What is the number of lines in these entries that contain "Noise"? State it alone.
---------- ENTRIES PROVIDED ----------
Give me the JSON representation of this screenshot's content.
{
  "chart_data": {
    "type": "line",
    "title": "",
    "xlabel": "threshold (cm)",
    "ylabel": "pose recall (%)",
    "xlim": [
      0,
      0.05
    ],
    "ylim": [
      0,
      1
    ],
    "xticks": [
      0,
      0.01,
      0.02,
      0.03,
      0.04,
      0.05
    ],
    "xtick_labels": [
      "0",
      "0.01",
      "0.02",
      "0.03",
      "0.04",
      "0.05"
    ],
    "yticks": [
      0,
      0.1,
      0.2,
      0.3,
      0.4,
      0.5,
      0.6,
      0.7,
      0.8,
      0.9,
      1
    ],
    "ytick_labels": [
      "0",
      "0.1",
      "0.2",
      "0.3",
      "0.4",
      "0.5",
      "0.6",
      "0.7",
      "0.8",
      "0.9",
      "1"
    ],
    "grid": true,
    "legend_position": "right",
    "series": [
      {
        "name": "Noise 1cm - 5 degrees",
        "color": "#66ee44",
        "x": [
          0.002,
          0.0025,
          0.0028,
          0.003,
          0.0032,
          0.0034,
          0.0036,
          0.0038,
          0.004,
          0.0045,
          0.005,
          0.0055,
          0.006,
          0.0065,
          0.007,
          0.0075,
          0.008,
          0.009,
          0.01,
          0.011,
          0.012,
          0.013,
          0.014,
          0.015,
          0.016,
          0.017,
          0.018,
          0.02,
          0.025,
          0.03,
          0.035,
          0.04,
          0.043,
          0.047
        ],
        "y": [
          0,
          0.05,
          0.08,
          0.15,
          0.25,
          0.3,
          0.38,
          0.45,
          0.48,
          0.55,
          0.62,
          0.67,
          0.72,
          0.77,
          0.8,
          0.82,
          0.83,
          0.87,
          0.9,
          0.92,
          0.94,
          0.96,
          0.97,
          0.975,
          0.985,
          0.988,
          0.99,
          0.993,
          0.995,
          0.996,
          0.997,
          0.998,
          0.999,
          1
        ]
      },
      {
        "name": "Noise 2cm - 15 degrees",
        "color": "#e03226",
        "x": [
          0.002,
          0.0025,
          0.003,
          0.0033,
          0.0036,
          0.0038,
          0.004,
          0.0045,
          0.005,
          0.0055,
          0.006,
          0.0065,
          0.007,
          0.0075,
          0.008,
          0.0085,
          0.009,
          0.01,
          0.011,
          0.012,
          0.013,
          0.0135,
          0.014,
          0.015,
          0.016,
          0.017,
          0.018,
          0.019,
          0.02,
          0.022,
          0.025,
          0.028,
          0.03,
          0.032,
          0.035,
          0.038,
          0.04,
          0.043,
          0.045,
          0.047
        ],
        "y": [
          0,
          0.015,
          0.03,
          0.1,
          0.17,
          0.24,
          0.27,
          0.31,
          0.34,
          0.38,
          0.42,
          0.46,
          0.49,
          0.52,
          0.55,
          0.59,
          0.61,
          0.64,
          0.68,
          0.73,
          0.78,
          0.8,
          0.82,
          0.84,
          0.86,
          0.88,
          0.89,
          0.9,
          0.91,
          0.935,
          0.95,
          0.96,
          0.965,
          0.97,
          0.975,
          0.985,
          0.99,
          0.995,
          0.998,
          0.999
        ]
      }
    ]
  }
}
----------
**RESPONSE TO THIS TASK**. 2